TASK GOAL | Pick out every line that holds the string "values" and copy it.

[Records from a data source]
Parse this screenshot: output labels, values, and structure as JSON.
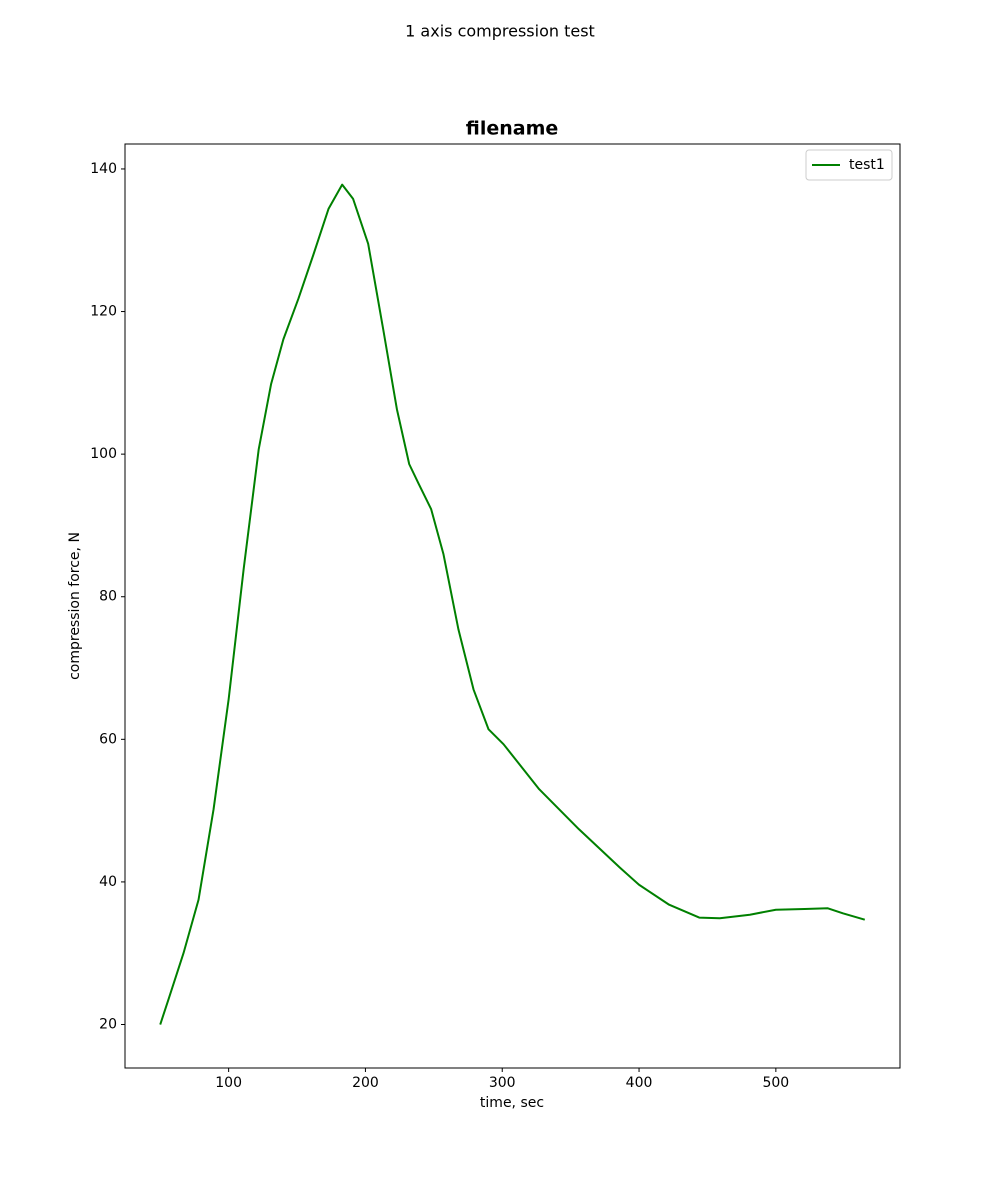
{
  "chart_data": {
    "type": "line",
    "suptitle": "1 axis compression test",
    "title": "filename",
    "xlabel": "time, sec",
    "ylabel": "compression force, N",
    "x": [
      50,
      56,
      67,
      78,
      89,
      100,
      111,
      122,
      131,
      140,
      151,
      162,
      173,
      183,
      191,
      202,
      213,
      223,
      232,
      239,
      248,
      257,
      268,
      279,
      290,
      301,
      327,
      356,
      386,
      400,
      422,
      444,
      459,
      481,
      500,
      521,
      538,
      549,
      565
    ],
    "series": [
      {
        "name": "test1",
        "color": "green",
        "values": [
          20,
          23.5,
          30,
          37.5,
          50.2,
          65.6,
          83.9,
          100.7,
          109.8,
          116.1,
          121.8,
          128,
          134.4,
          137.8,
          135.8,
          129.5,
          117.5,
          106.3,
          98.6,
          95.8,
          92.3,
          86,
          75.4,
          67,
          61.4,
          59.3,
          53,
          47.4,
          42,
          39.6,
          36.8,
          35,
          34.9,
          35.4,
          36.1,
          36.2,
          36.3,
          35.6,
          34.7
        ]
      }
    ],
    "xlim": [
      24.25,
      590.75
    ],
    "ylim": [
      13.9,
      143.5
    ],
    "xticks": [
      100,
      200,
      300,
      400,
      500
    ],
    "yticks": [
      20,
      40,
      60,
      80,
      100,
      120,
      140
    ],
    "legend": "upper right"
  }
}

SOLUTION |
Parse this screenshot: output labels, values, and structure as JSON.
        "values": [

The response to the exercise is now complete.